-- START --
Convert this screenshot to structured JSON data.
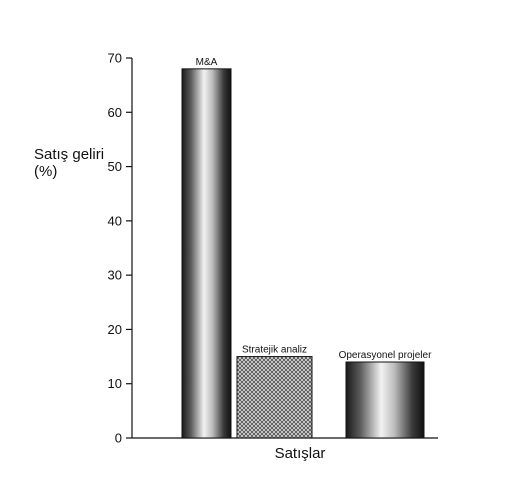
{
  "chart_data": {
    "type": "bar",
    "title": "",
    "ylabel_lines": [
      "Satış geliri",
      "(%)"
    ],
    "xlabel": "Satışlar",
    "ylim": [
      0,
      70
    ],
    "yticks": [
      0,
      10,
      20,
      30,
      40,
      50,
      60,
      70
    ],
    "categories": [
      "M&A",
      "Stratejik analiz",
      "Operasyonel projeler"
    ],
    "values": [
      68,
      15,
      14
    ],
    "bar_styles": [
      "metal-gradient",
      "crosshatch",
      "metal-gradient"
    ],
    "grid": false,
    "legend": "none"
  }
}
-- END --
*GIVEN TASK*: Reproduce the entries above without change, omitting all pictures.

*PROBLEM SOLUTION*:
Convert this screenshot to structured JSON data.
{
  "chart_data": {
    "type": "bar",
    "title": "",
    "ylabel_lines": [
      "Satış geliri",
      "(%)"
    ],
    "xlabel": "Satışlar",
    "ylim": [
      0,
      70
    ],
    "yticks": [
      0,
      10,
      20,
      30,
      40,
      50,
      60,
      70
    ],
    "categories": [
      "M&A",
      "Stratejik analiz",
      "Operasyonel projeler"
    ],
    "values": [
      68,
      15,
      14
    ],
    "bar_styles": [
      "metal-gradient",
      "crosshatch",
      "metal-gradient"
    ],
    "grid": false,
    "legend": "none"
  }
}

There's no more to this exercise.